▶ Tarea a realizar: Devuelve sin cambios el fragmento de la nota sobre el gol anulado a Central que va desde "Martes 17 de" hasta "de Emiliano Vecchio.".

▶ Sección del documento:
▽
Martes 17 de Agosto de 2021
A los 9 minutos Central logró la ventaja en el marcador con un golazo que convirtió Marco Ruben ubicado en la punta izquierda y desde un ángulo muy cerrado, ubicando la pelota junto al segundo palo del arco de Cleiton. Y mientras el festejo canalla era total y los jugadores de Bragantino se encaminaban resignados hacia la mitad de la cancha, otra vez irrumpió la tecnología. El VAR de nuevo jugó su rol. Para trazar las directrices y establecer que el goleador centralista estaba medio pie adelantado al momento de recibir la asistencia de Emiliano Vecchio.
La primera señal sobre lo que estaba revisando el VAR la dio el árbitro uruguayo Chistian Ferreyra, que gesticuló indicando que se estaba chequeando la posición de Ruben al momento de recibir el pase de Vecchio, y tras algunos minutos de incertidumbre, hizo el gesto de que se anulaba la conquista, desatando la bronca de los hinchas en las redes sociales de manera espontánea.
La televisión demoró varios minutos en repetir la imagen en cuestión para permitir observar la ubicación de Ruben, la que fue exhibida marcando una línea roja que atravesaba la mitad de un pie del atacante auriazul, para así fundamentar la decisión de invalidar el gol.
El gol de Central no convalidado reedita la discusión que gira en torno al criterio milimétrico con el que se utiliza el VAR en los torneos que organiza la Conmebol, que ya tuvo antecedentes con los equipos argentinos, el más reciente remite a Boca, que ante Atlético Mineiro le anularon dos goles por los árbitros que controlaban los videos. Paradójicamente siempre ante los conjuntos brasileños. Como también le ocurrió a Cerro Porteño.
Es oportuno recordar que las autoridades de la Premier League han decidido recientemente modificar el ancho de las líneas del VAR para así evitar sancionar posiciones adelantadas tan insignificantes, para así evitar distorsionar la esencia del fútbol.
△
▶ Material proporcionado:
▽
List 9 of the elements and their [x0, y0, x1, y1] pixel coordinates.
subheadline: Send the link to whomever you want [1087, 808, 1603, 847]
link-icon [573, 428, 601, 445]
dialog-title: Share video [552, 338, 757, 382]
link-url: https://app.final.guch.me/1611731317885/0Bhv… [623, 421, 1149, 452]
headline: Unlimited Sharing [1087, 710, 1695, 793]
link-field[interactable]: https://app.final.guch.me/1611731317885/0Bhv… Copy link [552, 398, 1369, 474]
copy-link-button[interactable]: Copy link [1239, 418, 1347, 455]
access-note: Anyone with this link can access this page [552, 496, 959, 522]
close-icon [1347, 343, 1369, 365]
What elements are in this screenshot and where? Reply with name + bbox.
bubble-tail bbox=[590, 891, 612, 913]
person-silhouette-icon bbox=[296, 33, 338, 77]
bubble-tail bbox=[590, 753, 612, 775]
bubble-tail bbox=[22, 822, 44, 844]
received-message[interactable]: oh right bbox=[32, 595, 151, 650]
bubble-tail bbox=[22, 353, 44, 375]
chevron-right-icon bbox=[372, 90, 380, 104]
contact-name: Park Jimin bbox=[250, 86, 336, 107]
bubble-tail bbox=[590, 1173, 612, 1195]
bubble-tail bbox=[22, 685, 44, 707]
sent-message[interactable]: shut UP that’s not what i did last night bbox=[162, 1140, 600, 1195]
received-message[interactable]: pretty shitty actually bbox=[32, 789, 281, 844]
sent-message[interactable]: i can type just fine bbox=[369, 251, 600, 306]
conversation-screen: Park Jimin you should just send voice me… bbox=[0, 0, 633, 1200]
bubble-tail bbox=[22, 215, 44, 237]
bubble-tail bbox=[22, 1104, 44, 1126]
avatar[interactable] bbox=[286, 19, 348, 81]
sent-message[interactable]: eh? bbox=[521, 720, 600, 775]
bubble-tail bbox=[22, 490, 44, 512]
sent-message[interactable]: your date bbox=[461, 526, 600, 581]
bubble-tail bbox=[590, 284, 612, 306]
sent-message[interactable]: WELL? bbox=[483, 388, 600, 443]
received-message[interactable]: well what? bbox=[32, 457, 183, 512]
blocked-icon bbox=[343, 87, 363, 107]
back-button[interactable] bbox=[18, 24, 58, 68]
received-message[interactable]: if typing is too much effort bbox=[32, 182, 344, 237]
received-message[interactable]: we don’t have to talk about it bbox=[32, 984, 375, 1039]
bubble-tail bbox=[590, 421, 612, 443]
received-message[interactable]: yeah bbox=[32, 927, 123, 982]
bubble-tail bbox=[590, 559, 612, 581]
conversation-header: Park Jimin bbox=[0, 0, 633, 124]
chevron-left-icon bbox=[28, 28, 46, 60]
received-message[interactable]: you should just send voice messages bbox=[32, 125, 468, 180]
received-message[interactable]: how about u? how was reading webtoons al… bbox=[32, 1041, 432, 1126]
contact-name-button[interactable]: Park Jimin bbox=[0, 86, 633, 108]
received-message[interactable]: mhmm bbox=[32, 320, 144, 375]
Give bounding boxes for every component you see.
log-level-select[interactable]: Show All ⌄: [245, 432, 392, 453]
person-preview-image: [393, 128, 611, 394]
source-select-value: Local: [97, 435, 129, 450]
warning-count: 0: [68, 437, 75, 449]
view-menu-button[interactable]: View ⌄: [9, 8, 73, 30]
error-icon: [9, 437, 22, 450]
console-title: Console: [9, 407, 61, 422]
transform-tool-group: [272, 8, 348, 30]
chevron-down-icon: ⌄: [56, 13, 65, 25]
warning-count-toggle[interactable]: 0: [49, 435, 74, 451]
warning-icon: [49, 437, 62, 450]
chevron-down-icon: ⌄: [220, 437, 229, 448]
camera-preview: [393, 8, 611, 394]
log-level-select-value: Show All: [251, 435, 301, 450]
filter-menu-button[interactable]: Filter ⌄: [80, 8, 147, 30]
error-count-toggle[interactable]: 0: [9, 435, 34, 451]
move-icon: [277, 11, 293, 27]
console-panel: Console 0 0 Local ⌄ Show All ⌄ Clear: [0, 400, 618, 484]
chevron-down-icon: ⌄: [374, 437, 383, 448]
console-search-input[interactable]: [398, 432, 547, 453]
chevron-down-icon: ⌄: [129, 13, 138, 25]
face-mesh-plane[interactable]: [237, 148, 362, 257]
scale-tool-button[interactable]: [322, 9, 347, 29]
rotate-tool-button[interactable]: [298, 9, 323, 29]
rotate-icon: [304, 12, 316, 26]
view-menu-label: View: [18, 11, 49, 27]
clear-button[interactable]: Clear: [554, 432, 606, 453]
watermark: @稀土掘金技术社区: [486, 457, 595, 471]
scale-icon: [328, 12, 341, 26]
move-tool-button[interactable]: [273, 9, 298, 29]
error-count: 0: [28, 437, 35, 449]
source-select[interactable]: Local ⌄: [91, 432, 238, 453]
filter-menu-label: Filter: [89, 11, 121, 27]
△
▶ Respuesta del ejercicio:
Martes 17 de Agosto de 2021
A los 9 minutos Central logró la ventaja en el marcador con un golazo que convirtió Marco Ruben ubicado en la punta izquierda y desde un ángulo muy cerrado, ubicando la pelota junto al segundo palo del arco de Cleiton. Y mientras el festejo canalla era total y los jugadores de Bragantino se encaminaban resignados hacia la mitad de la cancha, otra vez irrumpió la tecnología. El VAR de nuevo jugó su rol. Para trazar las directrices y establecer que el goleador centralista estaba medio pie adelantado al momento de recibir la asistencia de Emiliano Vecchio.